▶ _Work task_: Below are some records. Print all of them exactly as they appear.

▶ _Extracted information_:
# # # # #

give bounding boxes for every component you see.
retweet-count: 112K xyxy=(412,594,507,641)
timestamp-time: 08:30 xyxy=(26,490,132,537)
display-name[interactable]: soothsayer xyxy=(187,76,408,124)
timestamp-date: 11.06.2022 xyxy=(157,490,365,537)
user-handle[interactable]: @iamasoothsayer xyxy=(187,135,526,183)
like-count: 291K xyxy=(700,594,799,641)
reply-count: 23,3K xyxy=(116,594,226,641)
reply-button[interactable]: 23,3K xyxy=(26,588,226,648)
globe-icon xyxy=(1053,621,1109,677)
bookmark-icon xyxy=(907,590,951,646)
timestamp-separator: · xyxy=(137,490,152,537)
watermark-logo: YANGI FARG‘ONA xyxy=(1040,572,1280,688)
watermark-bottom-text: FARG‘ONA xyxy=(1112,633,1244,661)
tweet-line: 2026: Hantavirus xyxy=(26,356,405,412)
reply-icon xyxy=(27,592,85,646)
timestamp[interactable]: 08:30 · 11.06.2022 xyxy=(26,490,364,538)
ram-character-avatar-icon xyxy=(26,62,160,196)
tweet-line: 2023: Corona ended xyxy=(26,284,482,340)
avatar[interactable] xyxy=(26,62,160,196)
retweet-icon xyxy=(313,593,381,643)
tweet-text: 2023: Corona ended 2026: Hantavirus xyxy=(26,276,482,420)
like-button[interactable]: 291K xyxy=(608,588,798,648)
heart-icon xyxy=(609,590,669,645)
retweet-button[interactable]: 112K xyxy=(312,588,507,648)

# # # # #

▶ _Response area_:
give bounding boxes for every component you see.
retweet-count: 112K xyxy=(412,594,507,641)
timestamp-time: 08:30 xyxy=(26,490,132,537)
display-name[interactable]: soothsayer xyxy=(187,76,408,124)
timestamp-date: 11.06.2022 xyxy=(157,490,365,537)
user-handle[interactable]: @iamasoothsayer xyxy=(187,135,526,183)
like-count: 291K xyxy=(700,594,799,641)
reply-count: 23,3K xyxy=(116,594,226,641)
reply-button[interactable]: 23,3K xyxy=(26,588,226,648)
globe-icon xyxy=(1053,621,1109,677)
bookmark-icon xyxy=(907,590,951,646)
timestamp-separator: · xyxy=(137,490,152,537)
watermark-logo: YANGI FARG‘ONA xyxy=(1040,572,1280,688)
watermark-bottom-text: FARG‘ONA xyxy=(1112,633,1244,661)
tweet-line: 2026: Hantavirus xyxy=(26,356,405,412)
reply-icon xyxy=(27,592,85,646)
timestamp[interactable]: 08:30 · 11.06.2022 xyxy=(26,490,364,538)
ram-character-avatar-icon xyxy=(26,62,160,196)
tweet-line: 2023: Corona ended xyxy=(26,284,482,340)
avatar[interactable] xyxy=(26,62,160,196)
retweet-icon xyxy=(313,593,381,643)
tweet-text: 2023: Corona ended 2026: Hantavirus xyxy=(26,276,482,420)
like-button[interactable]: 291K xyxy=(608,588,798,648)
heart-icon xyxy=(609,590,669,645)
retweet-button[interactable]: 112K xyxy=(312,588,507,648)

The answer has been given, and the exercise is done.